Saved entries
* * *
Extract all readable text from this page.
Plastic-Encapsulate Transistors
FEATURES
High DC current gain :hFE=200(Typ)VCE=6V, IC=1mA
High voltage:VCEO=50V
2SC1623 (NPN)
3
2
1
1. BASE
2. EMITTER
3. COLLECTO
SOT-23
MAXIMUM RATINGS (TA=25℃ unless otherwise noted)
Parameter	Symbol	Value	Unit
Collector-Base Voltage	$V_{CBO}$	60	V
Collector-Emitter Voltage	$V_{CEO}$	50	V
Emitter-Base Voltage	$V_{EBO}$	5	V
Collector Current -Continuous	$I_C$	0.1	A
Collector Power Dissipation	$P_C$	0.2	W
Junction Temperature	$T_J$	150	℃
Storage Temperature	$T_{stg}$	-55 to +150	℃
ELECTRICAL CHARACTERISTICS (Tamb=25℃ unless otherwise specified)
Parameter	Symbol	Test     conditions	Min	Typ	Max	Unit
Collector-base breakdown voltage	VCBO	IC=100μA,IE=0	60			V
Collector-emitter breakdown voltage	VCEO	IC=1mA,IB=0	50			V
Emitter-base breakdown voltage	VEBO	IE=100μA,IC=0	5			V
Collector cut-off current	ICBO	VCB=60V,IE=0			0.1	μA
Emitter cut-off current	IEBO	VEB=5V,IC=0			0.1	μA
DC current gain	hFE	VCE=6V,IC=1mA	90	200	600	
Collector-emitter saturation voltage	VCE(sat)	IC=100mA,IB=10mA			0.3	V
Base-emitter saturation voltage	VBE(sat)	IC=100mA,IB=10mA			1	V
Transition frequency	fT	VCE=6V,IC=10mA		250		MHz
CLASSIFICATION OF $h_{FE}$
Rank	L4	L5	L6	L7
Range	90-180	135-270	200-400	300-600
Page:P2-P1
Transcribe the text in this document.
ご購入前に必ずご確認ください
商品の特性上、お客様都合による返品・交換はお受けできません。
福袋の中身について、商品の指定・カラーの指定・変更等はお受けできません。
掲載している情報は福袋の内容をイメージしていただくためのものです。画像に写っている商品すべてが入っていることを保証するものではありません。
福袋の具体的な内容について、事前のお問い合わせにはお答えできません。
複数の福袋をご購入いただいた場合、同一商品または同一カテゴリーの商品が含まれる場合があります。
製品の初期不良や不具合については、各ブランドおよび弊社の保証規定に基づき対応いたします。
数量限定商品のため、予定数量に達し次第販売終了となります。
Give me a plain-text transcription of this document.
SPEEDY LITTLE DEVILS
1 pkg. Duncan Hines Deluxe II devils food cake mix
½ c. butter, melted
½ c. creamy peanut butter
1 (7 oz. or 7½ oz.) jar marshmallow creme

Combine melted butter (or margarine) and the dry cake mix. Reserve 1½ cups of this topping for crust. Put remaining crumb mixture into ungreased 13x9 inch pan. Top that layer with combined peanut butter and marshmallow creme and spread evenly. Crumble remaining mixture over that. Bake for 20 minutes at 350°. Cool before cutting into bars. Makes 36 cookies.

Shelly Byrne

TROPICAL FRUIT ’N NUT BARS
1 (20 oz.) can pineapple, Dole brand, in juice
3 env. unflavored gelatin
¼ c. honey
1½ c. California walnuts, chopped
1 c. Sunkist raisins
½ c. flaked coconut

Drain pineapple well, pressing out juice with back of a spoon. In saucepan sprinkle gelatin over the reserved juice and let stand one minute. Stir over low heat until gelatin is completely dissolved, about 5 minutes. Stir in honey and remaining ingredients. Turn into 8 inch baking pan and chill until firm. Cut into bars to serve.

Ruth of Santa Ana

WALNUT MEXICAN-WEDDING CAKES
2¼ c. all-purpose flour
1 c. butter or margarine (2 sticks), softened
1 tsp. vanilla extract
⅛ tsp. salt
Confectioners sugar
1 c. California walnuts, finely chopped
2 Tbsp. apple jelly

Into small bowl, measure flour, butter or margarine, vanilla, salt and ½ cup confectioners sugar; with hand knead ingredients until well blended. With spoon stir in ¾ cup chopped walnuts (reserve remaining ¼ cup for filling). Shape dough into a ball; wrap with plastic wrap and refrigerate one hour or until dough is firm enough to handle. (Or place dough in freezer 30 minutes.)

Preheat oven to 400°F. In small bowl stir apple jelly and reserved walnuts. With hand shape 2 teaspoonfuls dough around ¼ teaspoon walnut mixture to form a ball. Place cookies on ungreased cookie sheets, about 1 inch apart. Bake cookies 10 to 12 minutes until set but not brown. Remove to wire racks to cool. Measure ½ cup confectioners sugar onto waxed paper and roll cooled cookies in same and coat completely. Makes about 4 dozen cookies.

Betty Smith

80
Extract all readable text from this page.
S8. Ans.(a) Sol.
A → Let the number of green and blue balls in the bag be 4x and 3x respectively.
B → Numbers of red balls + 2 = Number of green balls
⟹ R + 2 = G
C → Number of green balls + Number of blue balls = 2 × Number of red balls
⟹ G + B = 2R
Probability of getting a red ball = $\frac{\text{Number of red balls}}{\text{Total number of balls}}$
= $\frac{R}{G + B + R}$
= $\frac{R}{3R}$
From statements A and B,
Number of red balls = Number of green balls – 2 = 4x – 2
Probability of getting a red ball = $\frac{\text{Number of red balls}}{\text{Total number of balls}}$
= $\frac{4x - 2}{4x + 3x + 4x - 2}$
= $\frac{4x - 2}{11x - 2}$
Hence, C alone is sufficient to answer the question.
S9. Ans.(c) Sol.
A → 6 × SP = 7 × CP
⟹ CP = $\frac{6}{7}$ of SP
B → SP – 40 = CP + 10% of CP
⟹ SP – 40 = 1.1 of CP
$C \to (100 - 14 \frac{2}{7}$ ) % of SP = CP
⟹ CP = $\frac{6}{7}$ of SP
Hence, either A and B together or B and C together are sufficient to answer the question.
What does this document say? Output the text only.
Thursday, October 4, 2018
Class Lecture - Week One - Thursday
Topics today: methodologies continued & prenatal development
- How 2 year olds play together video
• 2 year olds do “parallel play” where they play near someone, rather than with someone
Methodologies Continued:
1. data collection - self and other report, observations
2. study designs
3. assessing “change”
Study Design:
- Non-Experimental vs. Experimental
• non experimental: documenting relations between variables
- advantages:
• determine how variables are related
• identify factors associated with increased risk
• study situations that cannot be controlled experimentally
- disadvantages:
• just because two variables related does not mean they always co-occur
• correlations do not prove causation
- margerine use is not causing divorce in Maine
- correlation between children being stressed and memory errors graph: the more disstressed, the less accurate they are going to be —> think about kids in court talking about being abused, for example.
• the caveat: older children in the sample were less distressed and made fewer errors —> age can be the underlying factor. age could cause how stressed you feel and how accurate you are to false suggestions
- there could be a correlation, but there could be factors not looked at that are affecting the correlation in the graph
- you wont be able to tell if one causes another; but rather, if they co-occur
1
* * *
## PROBLEM TO WORK ON
Give the number of lines in the records that contain the string "over", and nothing besides.

## FULL RESPONSE
2